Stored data
────────
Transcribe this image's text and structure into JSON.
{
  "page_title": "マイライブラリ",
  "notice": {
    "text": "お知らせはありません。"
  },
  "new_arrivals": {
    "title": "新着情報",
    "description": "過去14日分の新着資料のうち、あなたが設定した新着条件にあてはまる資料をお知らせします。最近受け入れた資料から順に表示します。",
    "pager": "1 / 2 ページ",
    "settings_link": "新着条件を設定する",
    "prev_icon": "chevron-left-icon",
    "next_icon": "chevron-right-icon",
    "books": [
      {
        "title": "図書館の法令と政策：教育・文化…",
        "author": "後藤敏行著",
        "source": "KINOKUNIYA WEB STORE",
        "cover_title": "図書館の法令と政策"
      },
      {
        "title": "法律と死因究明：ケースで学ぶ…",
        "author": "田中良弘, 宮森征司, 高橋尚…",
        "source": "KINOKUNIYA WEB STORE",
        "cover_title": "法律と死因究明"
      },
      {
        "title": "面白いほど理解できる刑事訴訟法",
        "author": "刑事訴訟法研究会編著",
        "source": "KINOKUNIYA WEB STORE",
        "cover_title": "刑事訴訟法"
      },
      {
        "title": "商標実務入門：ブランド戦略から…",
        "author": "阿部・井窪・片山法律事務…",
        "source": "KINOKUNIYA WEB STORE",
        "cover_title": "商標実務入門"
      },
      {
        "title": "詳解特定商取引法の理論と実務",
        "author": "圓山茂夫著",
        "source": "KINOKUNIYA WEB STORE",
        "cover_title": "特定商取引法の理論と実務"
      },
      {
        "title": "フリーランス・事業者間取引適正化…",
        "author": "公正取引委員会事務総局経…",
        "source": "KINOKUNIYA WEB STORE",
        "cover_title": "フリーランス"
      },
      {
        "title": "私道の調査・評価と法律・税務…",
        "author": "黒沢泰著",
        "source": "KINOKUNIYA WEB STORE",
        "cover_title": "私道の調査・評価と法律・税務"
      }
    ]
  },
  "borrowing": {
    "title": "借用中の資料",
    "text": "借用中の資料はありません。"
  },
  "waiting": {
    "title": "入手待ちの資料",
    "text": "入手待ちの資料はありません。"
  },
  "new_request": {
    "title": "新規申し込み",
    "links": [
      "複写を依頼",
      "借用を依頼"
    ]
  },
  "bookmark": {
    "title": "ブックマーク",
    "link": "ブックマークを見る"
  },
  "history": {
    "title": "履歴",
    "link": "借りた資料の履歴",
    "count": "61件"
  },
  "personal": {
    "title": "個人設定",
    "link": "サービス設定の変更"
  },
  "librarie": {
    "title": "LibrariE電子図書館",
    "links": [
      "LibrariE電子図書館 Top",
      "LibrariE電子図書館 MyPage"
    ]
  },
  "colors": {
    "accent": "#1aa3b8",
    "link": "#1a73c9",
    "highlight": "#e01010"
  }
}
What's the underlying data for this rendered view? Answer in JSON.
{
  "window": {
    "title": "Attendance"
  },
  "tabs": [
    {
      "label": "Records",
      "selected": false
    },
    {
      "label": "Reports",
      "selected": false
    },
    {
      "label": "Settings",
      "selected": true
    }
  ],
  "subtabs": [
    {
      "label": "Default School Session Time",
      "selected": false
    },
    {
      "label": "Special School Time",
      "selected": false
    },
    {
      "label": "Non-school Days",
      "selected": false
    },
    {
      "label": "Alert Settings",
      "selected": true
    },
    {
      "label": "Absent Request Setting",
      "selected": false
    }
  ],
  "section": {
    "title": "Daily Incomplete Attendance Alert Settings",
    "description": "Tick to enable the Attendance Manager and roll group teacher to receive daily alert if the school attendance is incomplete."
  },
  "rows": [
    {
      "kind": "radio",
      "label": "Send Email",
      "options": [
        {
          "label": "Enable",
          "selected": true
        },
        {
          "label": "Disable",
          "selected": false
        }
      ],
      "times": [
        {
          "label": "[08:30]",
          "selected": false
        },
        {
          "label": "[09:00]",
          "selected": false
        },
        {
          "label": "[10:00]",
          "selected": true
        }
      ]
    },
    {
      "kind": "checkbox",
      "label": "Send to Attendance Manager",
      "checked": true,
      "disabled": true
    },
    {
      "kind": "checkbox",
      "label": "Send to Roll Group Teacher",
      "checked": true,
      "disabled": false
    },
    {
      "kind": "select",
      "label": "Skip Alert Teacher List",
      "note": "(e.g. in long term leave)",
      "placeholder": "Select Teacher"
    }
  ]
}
────────
> _Exercise task_: Show every line in the entries where the string "評価と法律" occurs.

> _Final result_:
        "title": "私道の調査・評価と法律・税務…",
        "cover_title": "私道の調査・評価と法律・税務"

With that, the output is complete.